GIVEN INSTRUCTION =>
Report all lines holding "this".

Start SUPPLIED RECORDS

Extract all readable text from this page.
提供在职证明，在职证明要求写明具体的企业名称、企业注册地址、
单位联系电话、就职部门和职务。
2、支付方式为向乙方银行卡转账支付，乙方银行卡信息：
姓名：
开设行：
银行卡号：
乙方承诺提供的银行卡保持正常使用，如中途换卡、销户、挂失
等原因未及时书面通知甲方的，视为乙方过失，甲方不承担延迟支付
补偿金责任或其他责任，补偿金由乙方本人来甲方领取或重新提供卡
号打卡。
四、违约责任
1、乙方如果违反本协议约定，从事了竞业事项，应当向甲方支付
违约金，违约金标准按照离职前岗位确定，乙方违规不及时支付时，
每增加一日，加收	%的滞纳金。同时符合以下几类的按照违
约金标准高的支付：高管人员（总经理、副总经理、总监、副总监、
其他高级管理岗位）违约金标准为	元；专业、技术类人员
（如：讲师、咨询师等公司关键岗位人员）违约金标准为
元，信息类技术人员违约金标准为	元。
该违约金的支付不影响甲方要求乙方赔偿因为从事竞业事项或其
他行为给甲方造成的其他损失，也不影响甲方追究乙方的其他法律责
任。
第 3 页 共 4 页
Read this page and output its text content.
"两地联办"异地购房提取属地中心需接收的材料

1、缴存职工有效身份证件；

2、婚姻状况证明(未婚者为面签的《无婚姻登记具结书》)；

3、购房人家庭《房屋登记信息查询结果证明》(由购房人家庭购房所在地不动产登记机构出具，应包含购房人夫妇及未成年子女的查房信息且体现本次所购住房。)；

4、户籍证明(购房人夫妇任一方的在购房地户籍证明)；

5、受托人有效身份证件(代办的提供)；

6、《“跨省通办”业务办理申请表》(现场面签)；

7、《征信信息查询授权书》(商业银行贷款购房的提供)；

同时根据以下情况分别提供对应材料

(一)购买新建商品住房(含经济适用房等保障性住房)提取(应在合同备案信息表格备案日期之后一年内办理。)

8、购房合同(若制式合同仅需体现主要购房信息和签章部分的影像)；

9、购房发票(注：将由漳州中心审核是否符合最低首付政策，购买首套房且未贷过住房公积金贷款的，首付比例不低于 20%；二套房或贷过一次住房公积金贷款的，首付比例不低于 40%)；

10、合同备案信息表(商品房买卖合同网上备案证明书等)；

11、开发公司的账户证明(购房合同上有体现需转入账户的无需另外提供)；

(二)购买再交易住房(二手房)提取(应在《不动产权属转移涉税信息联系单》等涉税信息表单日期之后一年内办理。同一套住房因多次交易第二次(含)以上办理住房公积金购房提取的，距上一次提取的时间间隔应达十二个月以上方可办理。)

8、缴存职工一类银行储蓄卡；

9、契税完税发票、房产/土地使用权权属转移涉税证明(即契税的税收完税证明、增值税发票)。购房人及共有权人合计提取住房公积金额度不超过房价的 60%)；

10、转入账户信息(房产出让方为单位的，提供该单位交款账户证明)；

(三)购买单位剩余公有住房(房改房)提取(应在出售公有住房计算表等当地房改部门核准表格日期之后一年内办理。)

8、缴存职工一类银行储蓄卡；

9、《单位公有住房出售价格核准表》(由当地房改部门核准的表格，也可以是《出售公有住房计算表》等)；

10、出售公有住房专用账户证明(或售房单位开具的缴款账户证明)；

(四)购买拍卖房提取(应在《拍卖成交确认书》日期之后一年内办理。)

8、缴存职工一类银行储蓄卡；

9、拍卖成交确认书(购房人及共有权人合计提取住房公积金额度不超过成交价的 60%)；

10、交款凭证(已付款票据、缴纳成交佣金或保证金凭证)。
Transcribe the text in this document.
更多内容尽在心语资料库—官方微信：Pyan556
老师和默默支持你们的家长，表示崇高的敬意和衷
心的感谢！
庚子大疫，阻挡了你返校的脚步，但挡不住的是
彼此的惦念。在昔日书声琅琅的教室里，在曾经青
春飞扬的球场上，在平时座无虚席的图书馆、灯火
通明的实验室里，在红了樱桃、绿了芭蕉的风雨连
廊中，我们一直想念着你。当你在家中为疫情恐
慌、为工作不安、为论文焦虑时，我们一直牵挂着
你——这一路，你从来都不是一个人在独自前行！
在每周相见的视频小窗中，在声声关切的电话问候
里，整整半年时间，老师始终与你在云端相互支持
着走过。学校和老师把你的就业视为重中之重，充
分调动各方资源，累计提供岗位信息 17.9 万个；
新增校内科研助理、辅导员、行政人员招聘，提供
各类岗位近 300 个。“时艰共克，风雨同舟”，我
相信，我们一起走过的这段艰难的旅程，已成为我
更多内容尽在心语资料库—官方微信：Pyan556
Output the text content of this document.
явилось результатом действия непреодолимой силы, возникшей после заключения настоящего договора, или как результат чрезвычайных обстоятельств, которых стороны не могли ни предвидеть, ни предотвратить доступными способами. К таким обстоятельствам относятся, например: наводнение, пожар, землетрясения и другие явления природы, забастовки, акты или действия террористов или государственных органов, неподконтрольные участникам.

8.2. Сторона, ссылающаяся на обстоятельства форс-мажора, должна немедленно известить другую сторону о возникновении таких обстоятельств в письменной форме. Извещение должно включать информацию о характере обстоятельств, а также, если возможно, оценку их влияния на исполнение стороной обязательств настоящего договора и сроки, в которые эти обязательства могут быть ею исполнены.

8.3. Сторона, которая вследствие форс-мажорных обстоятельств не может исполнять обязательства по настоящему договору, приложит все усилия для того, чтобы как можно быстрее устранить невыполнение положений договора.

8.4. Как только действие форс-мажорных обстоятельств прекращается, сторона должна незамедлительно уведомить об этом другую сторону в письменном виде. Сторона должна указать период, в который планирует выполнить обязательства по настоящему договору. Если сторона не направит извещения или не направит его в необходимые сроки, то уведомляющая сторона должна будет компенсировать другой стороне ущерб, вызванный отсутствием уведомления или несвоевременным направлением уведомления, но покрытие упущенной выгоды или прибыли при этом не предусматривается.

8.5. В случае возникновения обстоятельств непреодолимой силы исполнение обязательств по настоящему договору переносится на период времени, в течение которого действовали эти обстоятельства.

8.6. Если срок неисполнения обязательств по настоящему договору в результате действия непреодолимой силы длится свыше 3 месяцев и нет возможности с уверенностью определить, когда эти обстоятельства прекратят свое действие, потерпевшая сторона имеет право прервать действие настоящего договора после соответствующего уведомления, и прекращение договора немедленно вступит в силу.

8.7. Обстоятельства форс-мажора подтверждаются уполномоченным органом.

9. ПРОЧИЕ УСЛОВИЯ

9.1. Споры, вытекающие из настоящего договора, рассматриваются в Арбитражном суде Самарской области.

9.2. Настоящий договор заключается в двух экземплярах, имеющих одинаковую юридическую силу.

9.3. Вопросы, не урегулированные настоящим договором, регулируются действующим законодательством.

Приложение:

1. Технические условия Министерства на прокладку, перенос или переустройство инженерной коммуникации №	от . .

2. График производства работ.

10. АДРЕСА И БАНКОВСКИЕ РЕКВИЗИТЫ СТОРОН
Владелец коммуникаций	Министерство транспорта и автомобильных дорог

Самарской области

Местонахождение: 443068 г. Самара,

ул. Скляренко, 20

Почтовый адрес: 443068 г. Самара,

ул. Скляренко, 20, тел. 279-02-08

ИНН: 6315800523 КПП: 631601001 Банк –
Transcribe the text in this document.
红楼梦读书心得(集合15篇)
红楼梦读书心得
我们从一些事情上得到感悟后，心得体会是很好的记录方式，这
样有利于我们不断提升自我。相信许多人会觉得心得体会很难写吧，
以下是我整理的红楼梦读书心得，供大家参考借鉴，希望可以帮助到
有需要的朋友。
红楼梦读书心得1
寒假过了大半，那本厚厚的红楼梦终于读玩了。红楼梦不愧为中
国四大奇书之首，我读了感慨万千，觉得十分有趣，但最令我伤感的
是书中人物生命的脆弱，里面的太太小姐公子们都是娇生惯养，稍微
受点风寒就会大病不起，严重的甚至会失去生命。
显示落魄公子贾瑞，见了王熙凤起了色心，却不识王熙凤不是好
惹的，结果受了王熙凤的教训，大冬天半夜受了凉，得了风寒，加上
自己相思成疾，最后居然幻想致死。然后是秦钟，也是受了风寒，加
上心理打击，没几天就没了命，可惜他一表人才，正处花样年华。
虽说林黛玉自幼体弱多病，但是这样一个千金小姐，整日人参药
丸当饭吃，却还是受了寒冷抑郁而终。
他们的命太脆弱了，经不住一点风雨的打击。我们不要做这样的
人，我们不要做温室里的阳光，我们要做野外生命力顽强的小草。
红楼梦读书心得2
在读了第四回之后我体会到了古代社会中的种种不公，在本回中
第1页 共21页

End SUPPLIED RECORDS

CORRECT OUTPUT =>
Extract all readable text from this page.
Read this page and output its text content.
Transcribe the text in this document.
Output the text content of this document.
Transcribe the text in this document.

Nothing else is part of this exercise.